### Records for this exercise

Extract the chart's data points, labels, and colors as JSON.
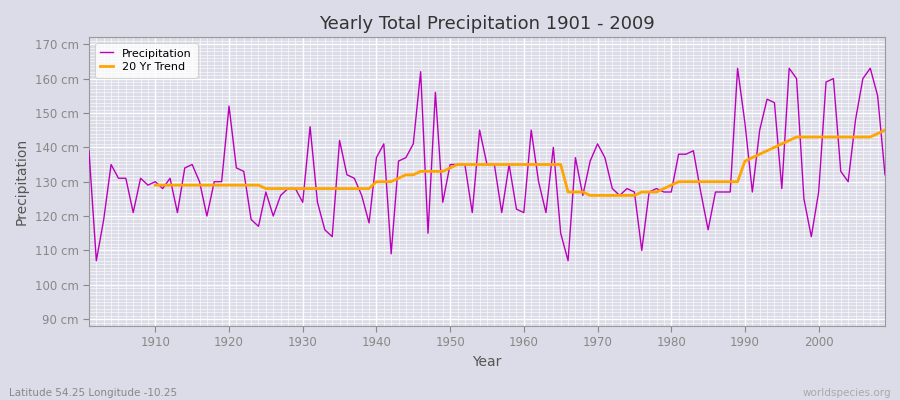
{
  "title": "Yearly Total Precipitation 1901 - 2009",
  "xlabel": "Year",
  "ylabel": "Precipitation",
  "lat_lon_label": "Latitude 54.25 Longitude -10.25",
  "watermark": "worldspecies.org",
  "line_color": "#BB00BB",
  "trend_color": "#FFA500",
  "bg_color": "#DCDCE8",
  "plot_bg_color": "#DCDCE8",
  "ylim": [
    88,
    172
  ],
  "yticks": [
    90,
    100,
    110,
    120,
    130,
    140,
    150,
    160,
    170
  ],
  "xlim": [
    1901,
    2009
  ],
  "years": [
    1901,
    1902,
    1903,
    1904,
    1905,
    1906,
    1907,
    1908,
    1909,
    1910,
    1911,
    1912,
    1913,
    1914,
    1915,
    1916,
    1917,
    1918,
    1919,
    1920,
    1921,
    1922,
    1923,
    1924,
    1925,
    1926,
    1927,
    1928,
    1929,
    1930,
    1931,
    1932,
    1933,
    1934,
    1935,
    1936,
    1937,
    1938,
    1939,
    1940,
    1941,
    1942,
    1943,
    1944,
    1945,
    1946,
    1947,
    1948,
    1949,
    1950,
    1951,
    1952,
    1953,
    1954,
    1955,
    1956,
    1957,
    1958,
    1959,
    1960,
    1961,
    1962,
    1963,
    1964,
    1965,
    1966,
    1967,
    1968,
    1969,
    1970,
    1971,
    1972,
    1973,
    1974,
    1975,
    1976,
    1977,
    1978,
    1979,
    1980,
    1981,
    1982,
    1983,
    1984,
    1985,
    1986,
    1987,
    1988,
    1989,
    1990,
    1991,
    1992,
    1993,
    1994,
    1995,
    1996,
    1997,
    1998,
    1999,
    2000,
    2001,
    2002,
    2003,
    2004,
    2005,
    2006,
    2007,
    2008,
    2009
  ],
  "precip": [
    139,
    107,
    119,
    135,
    131,
    131,
    121,
    131,
    129,
    130,
    128,
    131,
    121,
    134,
    135,
    130,
    120,
    130,
    130,
    152,
    134,
    133,
    119,
    117,
    127,
    120,
    126,
    128,
    128,
    124,
    146,
    124,
    116,
    114,
    142,
    132,
    131,
    126,
    118,
    137,
    141,
    109,
    136,
    137,
    141,
    162,
    115,
    156,
    124,
    135,
    135,
    135,
    121,
    145,
    135,
    135,
    121,
    135,
    122,
    121,
    145,
    130,
    121,
    140,
    115,
    107,
    137,
    126,
    136,
    141,
    137,
    128,
    126,
    128,
    127,
    110,
    127,
    128,
    127,
    127,
    138,
    138,
    139,
    127,
    116,
    127,
    127,
    127,
    163,
    147,
    127,
    145,
    154,
    153,
    128,
    163,
    160,
    125,
    114,
    127,
    159,
    160,
    133,
    130,
    148,
    160,
    163,
    155,
    132
  ],
  "trend_years": [
    1910,
    1911,
    1912,
    1913,
    1914,
    1915,
    1916,
    1917,
    1918,
    1919,
    1920,
    1921,
    1922,
    1923,
    1924,
    1925,
    1926,
    1927,
    1928,
    1929,
    1930,
    1931,
    1932,
    1933,
    1934,
    1935,
    1936,
    1937,
    1938,
    1939,
    1940,
    1941,
    1942,
    1943,
    1944,
    1945,
    1946,
    1947,
    1948,
    1949,
    1950,
    1951,
    1952,
    1953,
    1954,
    1955,
    1956,
    1957,
    1958,
    1959,
    1960,
    1961,
    1962,
    1963,
    1964,
    1965,
    1966,
    1967,
    1968,
    1969,
    1970,
    1971,
    1972,
    1973,
    1974,
    1975,
    1976,
    1977,
    1978,
    1979,
    1980,
    1981,
    1982,
    1983,
    1984,
    1985,
    1986,
    1987,
    1988,
    1989,
    1990,
    1991,
    1992,
    1993,
    1994,
    1995,
    1996,
    1997,
    1998,
    1999,
    2000,
    2001,
    2002,
    2003,
    2004,
    2005,
    2006,
    2007,
    2008,
    2009
  ],
  "trend": [
    129,
    129,
    129,
    129,
    129,
    129,
    129,
    129,
    129,
    129,
    129,
    129,
    129,
    129,
    129,
    128,
    128,
    128,
    128,
    128,
    128,
    128,
    128,
    128,
    128,
    128,
    128,
    128,
    128,
    128,
    130,
    130,
    130,
    131,
    132,
    132,
    133,
    133,
    133,
    133,
    134,
    135,
    135,
    135,
    135,
    135,
    135,
    135,
    135,
    135,
    135,
    135,
    135,
    135,
    135,
    135,
    127,
    127,
    127,
    126,
    126,
    126,
    126,
    126,
    126,
    126,
    127,
    127,
    127,
    128,
    129,
    130,
    130,
    130,
    130,
    130,
    130,
    130,
    130,
    130,
    136,
    137,
    138,
    139,
    140,
    141,
    142,
    143,
    143,
    143,
    143,
    143,
    143,
    143,
    143,
    143,
    143,
    143,
    144,
    145
  ]
}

######

Go through the listing above and write it all out exactly, leaving out any picture.

Extract the chart's data points, labels, and colors as JSON.
{
  "title": "Yearly Total Precipitation 1901 - 2009",
  "xlabel": "Year",
  "ylabel": "Precipitation",
  "lat_lon_label": "Latitude 54.25 Longitude -10.25",
  "watermark": "worldspecies.org",
  "line_color": "#BB00BB",
  "trend_color": "#FFA500",
  "bg_color": "#DCDCE8",
  "plot_bg_color": "#DCDCE8",
  "ylim": [
    88,
    172
  ],
  "yticks": [
    90,
    100,
    110,
    120,
    130,
    140,
    150,
    160,
    170
  ],
  "xlim": [
    1901,
    2009
  ],
  "years": [
    1901,
    1902,
    1903,
    1904,
    1905,
    1906,
    1907,
    1908,
    1909,
    1910,
    1911,
    1912,
    1913,
    1914,
    1915,
    1916,
    1917,
    1918,
    1919,
    1920,
    1921,
    1922,
    1923,
    1924,
    1925,
    1926,
    1927,
    1928,
    1929,
    1930,
    1931,
    1932,
    1933,
    1934,
    1935,
    1936,
    1937,
    1938,
    1939,
    1940,
    1941,
    1942,
    1943,
    1944,
    1945,
    1946,
    1947,
    1948,
    1949,
    1950,
    1951,
    1952,
    1953,
    1954,
    1955,
    1956,
    1957,
    1958,
    1959,
    1960,
    1961,
    1962,
    1963,
    1964,
    1965,
    1966,
    1967,
    1968,
    1969,
    1970,
    1971,
    1972,
    1973,
    1974,
    1975,
    1976,
    1977,
    1978,
    1979,
    1980,
    1981,
    1982,
    1983,
    1984,
    1985,
    1986,
    1987,
    1988,
    1989,
    1990,
    1991,
    1992,
    1993,
    1994,
    1995,
    1996,
    1997,
    1998,
    1999,
    2000,
    2001,
    2002,
    2003,
    2004,
    2005,
    2006,
    2007,
    2008,
    2009
  ],
  "precip": [
    139,
    107,
    119,
    135,
    131,
    131,
    121,
    131,
    129,
    130,
    128,
    131,
    121,
    134,
    135,
    130,
    120,
    130,
    130,
    152,
    134,
    133,
    119,
    117,
    127,
    120,
    126,
    128,
    128,
    124,
    146,
    124,
    116,
    114,
    142,
    132,
    131,
    126,
    118,
    137,
    141,
    109,
    136,
    137,
    141,
    162,
    115,
    156,
    124,
    135,
    135,
    135,
    121,
    145,
    135,
    135,
    121,
    135,
    122,
    121,
    145,
    130,
    121,
    140,
    115,
    107,
    137,
    126,
    136,
    141,
    137,
    128,
    126,
    128,
    127,
    110,
    127,
    128,
    127,
    127,
    138,
    138,
    139,
    127,
    116,
    127,
    127,
    127,
    163,
    147,
    127,
    145,
    154,
    153,
    128,
    163,
    160,
    125,
    114,
    127,
    159,
    160,
    133,
    130,
    148,
    160,
    163,
    155,
    132
  ],
  "trend_years": [
    1910,
    1911,
    1912,
    1913,
    1914,
    1915,
    1916,
    1917,
    1918,
    1919,
    1920,
    1921,
    1922,
    1923,
    1924,
    1925,
    1926,
    1927,
    1928,
    1929,
    1930,
    1931,
    1932,
    1933,
    1934,
    1935,
    1936,
    1937,
    1938,
    1939,
    1940,
    1941,
    1942,
    1943,
    1944,
    1945,
    1946,
    1947,
    1948,
    1949,
    1950,
    1951,
    1952,
    1953,
    1954,
    1955,
    1956,
    1957,
    1958,
    1959,
    1960,
    1961,
    1962,
    1963,
    1964,
    1965,
    1966,
    1967,
    1968,
    1969,
    1970,
    1971,
    1972,
    1973,
    1974,
    1975,
    1976,
    1977,
    1978,
    1979,
    1980,
    1981,
    1982,
    1983,
    1984,
    1985,
    1986,
    1987,
    1988,
    1989,
    1990,
    1991,
    1992,
    1993,
    1994,
    1995,
    1996,
    1997,
    1998,
    1999,
    2000,
    2001,
    2002,
    2003,
    2004,
    2005,
    2006,
    2007,
    2008,
    2009
  ],
  "trend": [
    129,
    129,
    129,
    129,
    129,
    129,
    129,
    129,
    129,
    129,
    129,
    129,
    129,
    129,
    129,
    128,
    128,
    128,
    128,
    128,
    128,
    128,
    128,
    128,
    128,
    128,
    128,
    128,
    128,
    128,
    130,
    130,
    130,
    131,
    132,
    132,
    133,
    133,
    133,
    133,
    134,
    135,
    135,
    135,
    135,
    135,
    135,
    135,
    135,
    135,
    135,
    135,
    135,
    135,
    135,
    135,
    127,
    127,
    127,
    126,
    126,
    126,
    126,
    126,
    126,
    126,
    127,
    127,
    127,
    128,
    129,
    130,
    130,
    130,
    130,
    130,
    130,
    130,
    130,
    130,
    136,
    137,
    138,
    139,
    140,
    141,
    142,
    143,
    143,
    143,
    143,
    143,
    143,
    143,
    143,
    143,
    143,
    143,
    144,
    145
  ]
}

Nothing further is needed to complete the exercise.